(Entries taken from a collection)
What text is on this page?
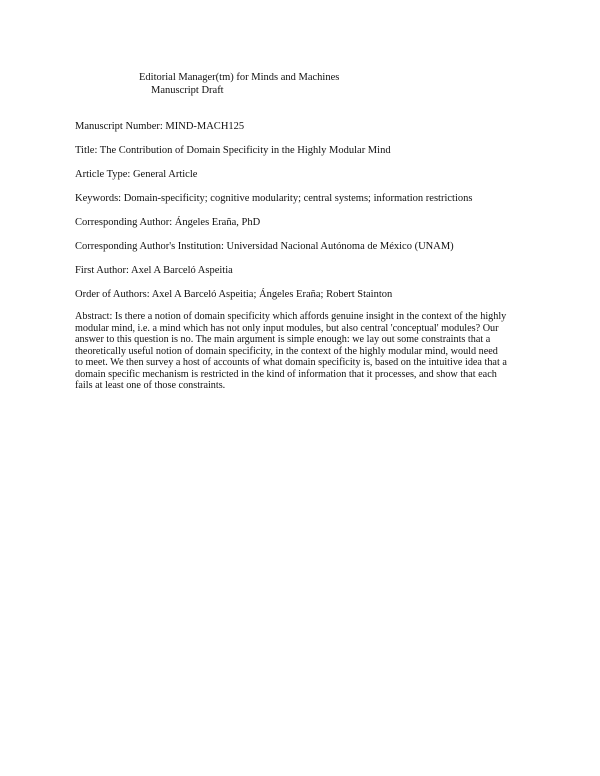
Editorial Manager(tm) for Minds and Machines
Manuscript Draft
Manuscript Number: MIND-MACH125
Title: The Contribution of Domain Specificity in the Highly Modular Mind
Article Type: General Article
Keywords: Domain-specificity; cognitive modularity; central systems; information restrictions
Corresponding Author: Ángeles Eraña, PhD
Corresponding Author's Institution: Universidad Nacional Autónoma de México (UNAM)
First Author: Axel A Barceló Aspeitia
Order of Authors: Axel A Barceló Aspeitia; Ángeles Eraña; Robert Stainton
Abstract: Is there a notion of domain specificity which affords genuine insight in the context of the highly modular mind, i.e. a mind which has not only input modules, but also central 'conceptual' modules? Our answer to this question is no. The main argument is simple enough: we lay out some constraints that a theoretically useful notion of domain specificity, in the context of the highly modular mind, would need to meet. We then survey a host of accounts of what domain specificity is, based on the intuitive idea that a domain specific mechanism is restricted in the kind of information that it processes, and show that each fails at least one of those constraints.
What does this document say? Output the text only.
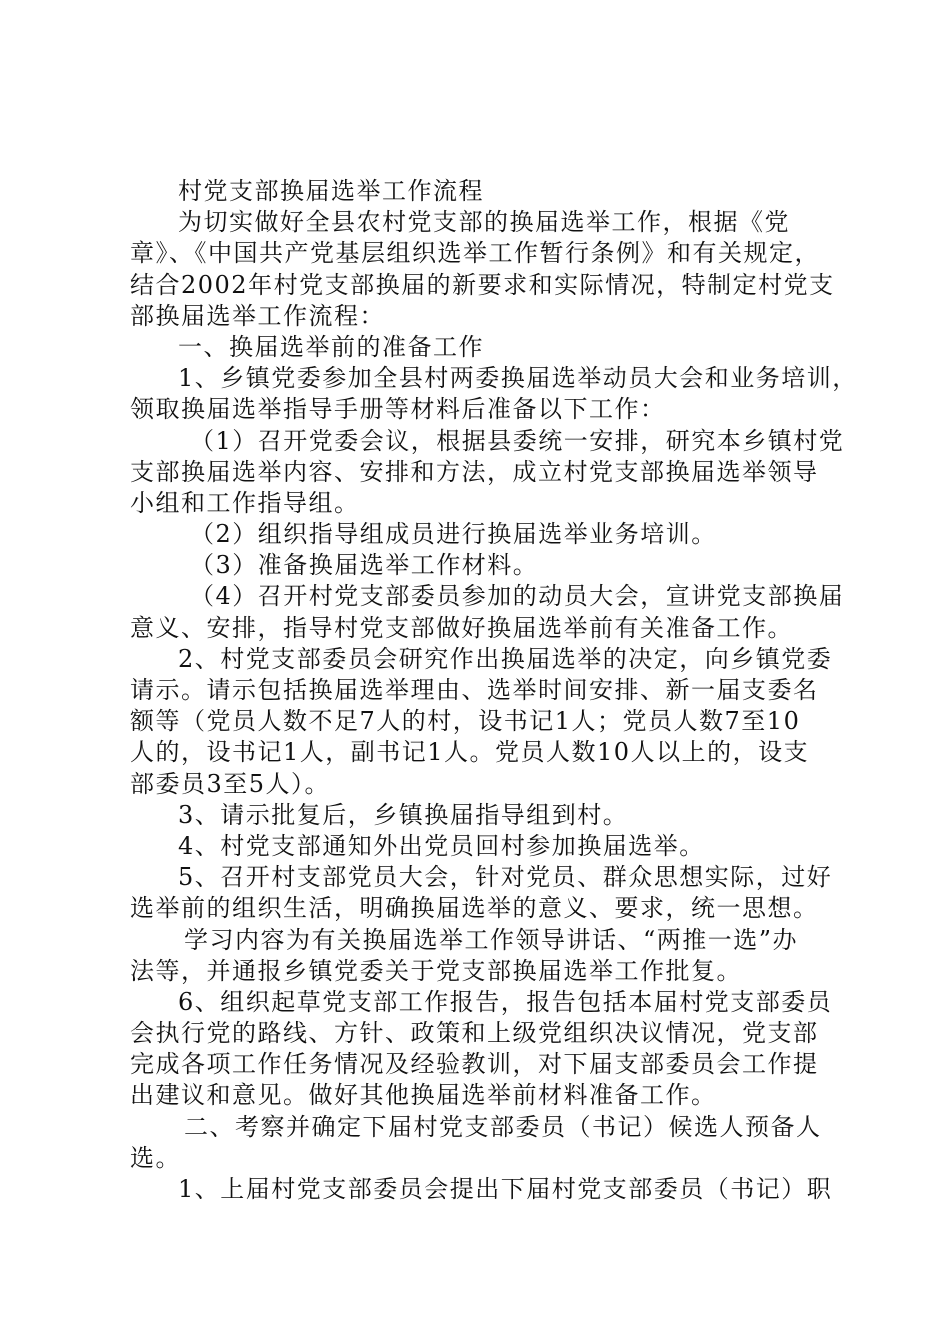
村党支部换届选举工作流程
为切实做好全县农村党支部的换届选举工作，根据《党
章》、《中国共产党基层组织选举工作暂行条例》和有关规定，
结合2002年村党支部换届的新要求和实际情况，特制定村党支
部换届选举工作流程：
一、换届选举前的准备工作
1、乡镇党委参加全县村两委换届选举动员大会和业务培训，
领取换届选举指导手册等材料后准备以下工作：
（1）召开党委会议，根据县委统一安排，研究本乡镇村党
支部换届选举内容、安排和方法，成立村党支部换届选举领导
小组和工作指导组。
（2）组织指导组成员进行换届选举业务培训。
（3）准备换届选举工作材料。
（4）召开村党支部委员参加的动员大会，宣讲党支部换届
意义、安排，指导村党支部做好换届选举前有关准备工作。
2、村党支部委员会研究作出换届选举的决定，向乡镇党委
请示。请示包括换届选举理由、选举时间安排、新一届支委名
额等（党员人数不足7人的村，设书记1人；党员人数7至10
人的，设书记1人，副书记1人。党员人数10人以上的，设支
部委员3至5人）。
3、请示批复后，乡镇换届指导组到村。
4、村党支部通知外出党员回村参加换届选举。
5、召开村支部党员大会，针对党员、群众思想实际，过好
选举前的组织生活，明确换届选举的意义、要求，统一思想。
学习内容为有关换届选举工作领导讲话、“两推一选”办
法等，并通报乡镇党委关于党支部换届选举工作批复。
6、组织起草党支部工作报告，报告包括本届村党支部委员
会执行党的路线、方针、政策和上级党组织决议情况，党支部
完成各项工作任务情况及经验教训，对下届支部委员会工作提
出建议和意见。做好其他换届选举前材料准备工作。
二、考察并确定下届村党支部委员（书记）候选人预备人
选。
1、上届村党支部委员会提出下届村党支部委员（书记）职
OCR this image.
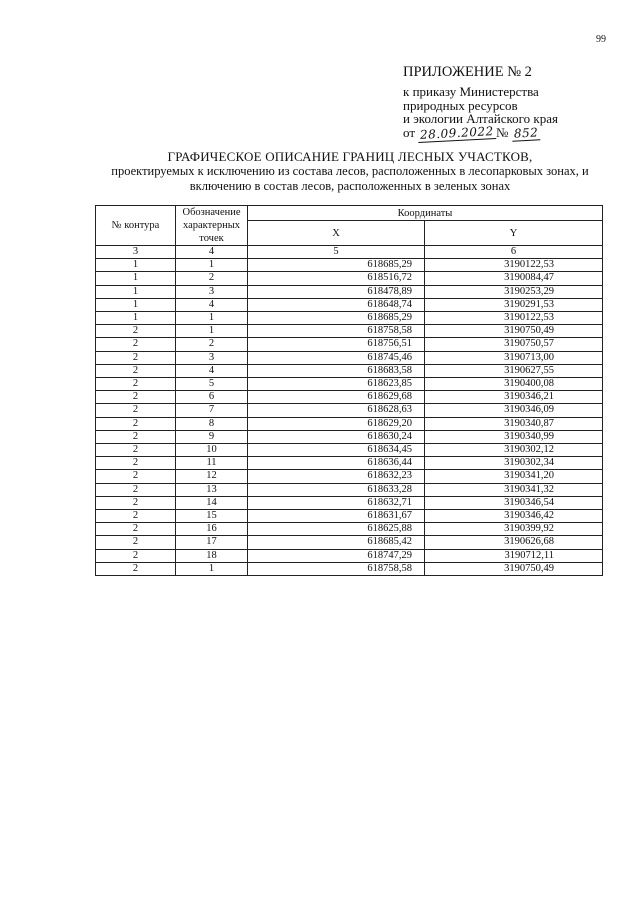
99
ПРИЛОЖЕНИЕ № 2
к приказу Министерства
природных ресурсов
и экологии Алтайского края
от 28.09.2022 № 852
ГРАФИЧЕСКОЕ ОПИСАНИЕ ГРАНИЦ ЛЕСНЫХ УЧАСТКОВ,
проектируемых к исключению из состава лесов, расположенных в лесопарковых зонах, и
включению в состав лесов, расположенных в зеленых зонах
№ контура	Обозначение характерных точек	Координаты	
		X	Y
3	4	5	6
1	1	618685,29	3190122,53
1	2	618516,72	3190084,47
1	3	618478,89	3190253,29
1	4	618648,74	3190291,53
1	1	618685,29	3190122,53
2	1	618758,58	3190750,49
2	2	618756,51	3190750,57
2	3	618745,46	3190713,00
2	4	618683,58	3190627,55
2	5	618623,85	3190400,08
2	6	618629,68	3190346,21
2	7	618628,63	3190346,09
2	8	618629,20	3190340,87
2	9	618630,24	3190340,99
2	10	618634,45	3190302,12
2	11	618636,44	3190302,34
2	12	618632,23	3190341,20
2	13	618633,28	3190341,32
2	14	618632,71	3190346,54
2	15	618631,67	3190346,42
2	16	618625,88	3190399,92
2	17	618685,42	3190626,68
2	18	618747,29	3190712,11
2	1	618758,58	3190750,49
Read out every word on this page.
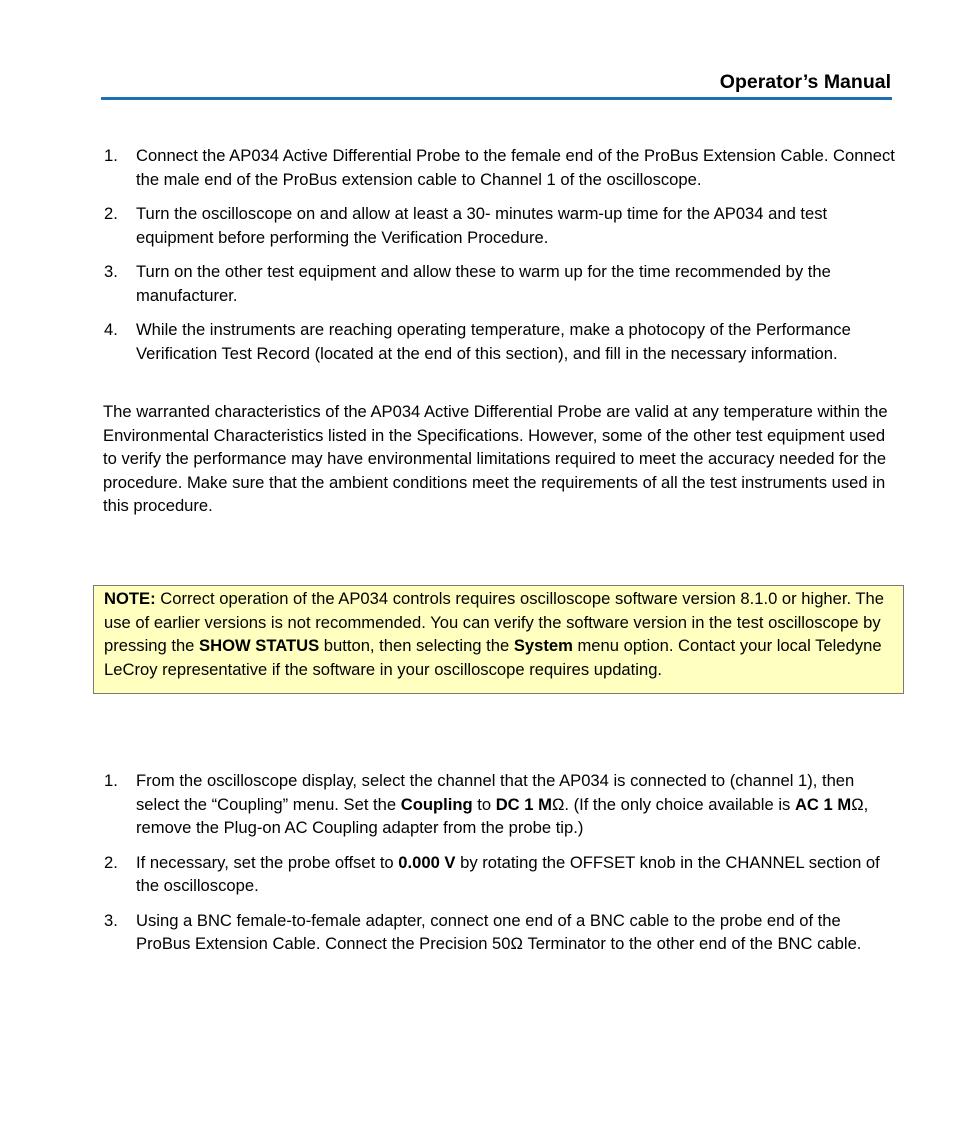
Operator’s Manual
1. Connect the AP034 Active Differential Probe to the female end of the ProBus Extension Cable. Connect the male end of the ProBus extension cable to Channel 1 of the oscilloscope.
2. Turn the oscilloscope on and allow at least a 30- minutes warm-up time for the AP034 and test equipment before performing the Verification Procedure.
3. Turn on the other test equipment and allow these to warm up for the time recommended by the manufacturer.
4. While the instruments are reaching operating temperature, make a photocopy of the Performance Verification Test Record (located at the end of this section), and fill in the necessary information.

The warranted characteristics of the AP034 Active Differential Probe are valid at any temperature within the Environmental Characteristics listed in the Specifications. However, some of the other test equipment used to verify the performance may have environmental limitations required to meet the accuracy needed for the procedure. Make sure that the ambient conditions meet the requirements of all the test instruments used in this procedure.

NOTE: Correct operation of the AP034 controls requires oscilloscope software version 8.1.0 or higher. The use of earlier versions is not recommended. You can verify the software version in the test oscilloscope by pressing the SHOW STATUS button, then selecting the System menu option. Contact your local Teledyne LeCroy representative if the software in your oscilloscope requires updating.

1. From the oscilloscope display, select the channel that the AP034 is connected to (channel 1), then select the “Coupling” menu. Set the Coupling to DC 1 MΩ. (If the only choice available is AC 1 MΩ, remove the Plug-on AC Coupling adapter from the probe tip.)
2. If necessary, set the probe offset to 0.000 V by rotating the OFFSET knob in the CHANNEL section of the oscilloscope.
3. Using a BNC female-to-female adapter, connect one end of a BNC cable to the probe end of the ProBus Extension Cable. Connect the Precision 50Ω Terminator to the other end of the BNC cable.
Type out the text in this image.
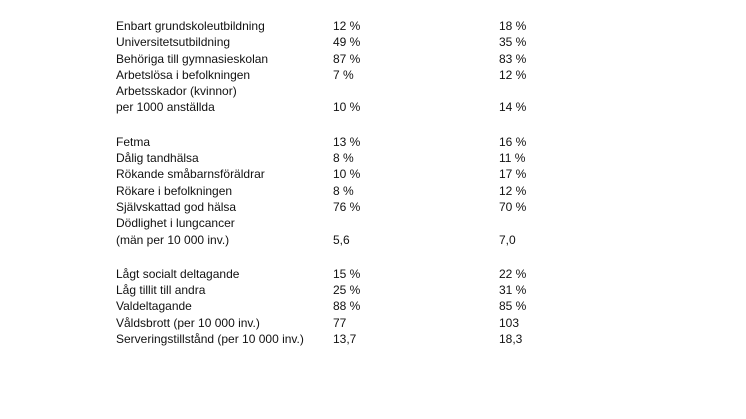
Enbart grundskoleutbildning	12 %	18 %
Universitetsutbildning	49 %	35 %
Behöriga till gymnasieskolan	87 %	83 %
Arbetslösa i befolkningen	7 %	12 %
Arbetsskador (kvinnor)
per 1000 anställda	10 %	14 %
Fetma	13 %	16 %
Dålig tandhälsa	8 %	11 %
Rökande småbarnsföräldrar	10 %	17 %
Rökare i befolkningen	8 %	12 %
Självskattad god hälsa	76 %	70 %
Dödlighet i lungcancer
(män per 10 000 inv.)	5,6	7,0
Lågt socialt deltagande	15 %	22 %
Låg tillit till andra	25 %	31 %
Valdeltagande	88 %	85 %
Våldsbrott (per 10 000 inv.)	77	103
Serveringstillstånd (per 10 000 inv.) 13,7	18,3
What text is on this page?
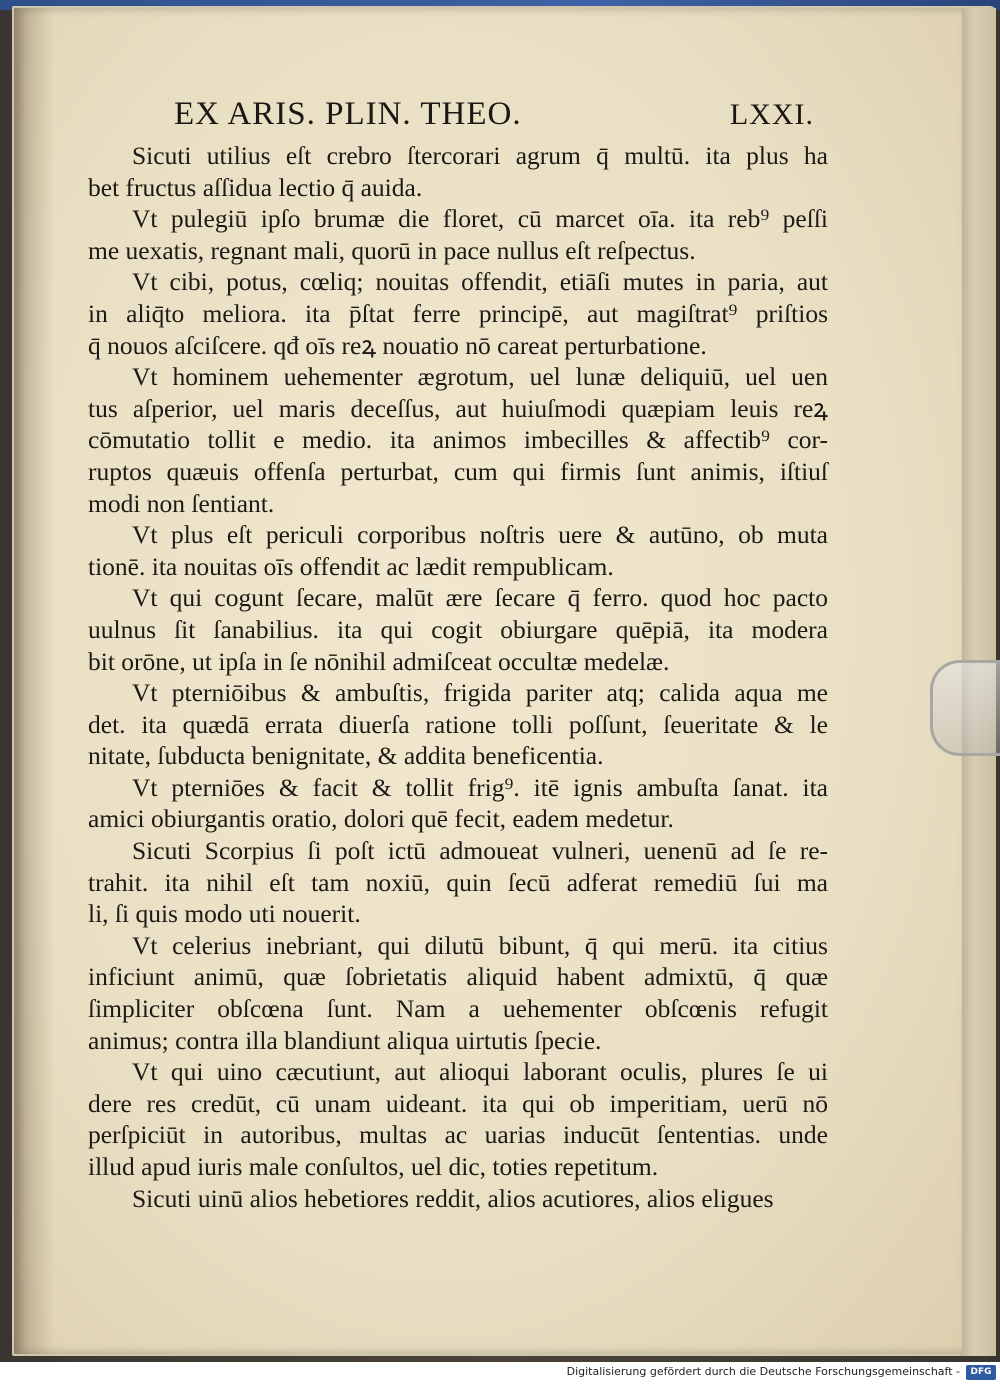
EX ARIS. PLIN. THEO.	LXXI.
Sicuti utilius eſt crebro ſtercorari agrum q̄ multū. ita plus ha
bet fructus aſſidua lectio q̄ auida.
Vt pulegiū ipſo brumæ die floret, cū marcet oīa. ita reb⁹ peſſi
me uexatis, regnant mali, quorū in pace nullus eſt reſpectus.
Vt cibi, potus, cœliq; nouitas offendit, etiāſi mutes in paria, aut
in aliq̄to meliora. ita p̄ſtat ferre principē, aut magiſtrat⁹ priſtios
q̄ nouos aſciſcere. qđ oīs reꝝ nouatio nō careat perturbatione.
Vt hominem uehementer ægrotum, uel lunæ deliquiū, uel uen
tus aſperior, uel maris deceſſus, aut huiuſmodi quæpiam leuis reꝝ
cōmutatio tollit e medio. ita animos imbecilles & affectib⁹ cor-
ruptos quæuis offenſa perturbat, cum qui firmis ſunt animis, iſtiuſ
modi non ſentiant.
Vt plus eſt periculi corporibus noſtris uere & autūno, ob muta
tionē. ita nouitas oīs offendit ac lædit rempublicam.
Vt qui cogunt ſecare, malūt ære ſecare q̄ ferro. quod hoc pacto
uulnus ſit ſanabilius. ita qui cogit obiurgare quēpiā, ita modera
bit orōne, ut ipſa in ſe nōnihil admiſceat occultæ medelæ.
Vt pterniōibus & ambuſtis, frigida pariter atq; calida aqua me
det. ita quædā errata diuerſa ratione tolli poſſunt, ſeueritate & le
nitate, ſubducta benignitate, & addita beneficentia.
Vt pterniōes & facit & tollit frig⁹. itē ignis ambuſta ſanat. ita
amici obiurgantis oratio, dolori quē fecit, eadem medetur.
Sicuti Scorpius ſi poſt ictū admoueat vulneri, uenenū ad ſe re-
trahit. ita nihil eſt tam noxiū, quin ſecū adferat remediū ſui ma
li, ſi quis modo uti nouerit.
Vt celerius inebriant, qui dilutū bibunt, q̄ qui merū. ita citius
inficiunt animū, quæ ſobrietatis aliquid habent admixtū, q̄ quæ
ſimpliciter obſcœna ſunt. Nam a uehementer obſcœnis refugit
animus; contra illa blandiunt aliqua uirtutis ſpecie.
Vt qui uino cæcutiunt, aut alioqui laborant oculis, plures ſe ui
dere res credūt, cū unam uideant. ita qui ob imperitiam, uerū nō
perſpiciūt in autoribus, multas ac uarias inducūt ſententias. unde
illud apud iuris male conſultos, uel dic, toties repetitum.
Sicuti uinū alios hebetiores reddit, alios acutiores, alios eligues
Digitalisierung gefördert durch die Deutsche Forschungsgemeinschaft -	DFG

* **DIRECTIVE**:
Wherever the word "time" occurs in a line of the listing, copy that line.

* **ANSWER FOR THIS EXERCISE**:
2. Turn the oscilloscope on and allow at least a 30- minutes warm-up time for the AP034 and test equipment before performing the Verification Procedure.
3. Turn on the other test equipment and allow these to warm up for the time recommended by the manufacturer.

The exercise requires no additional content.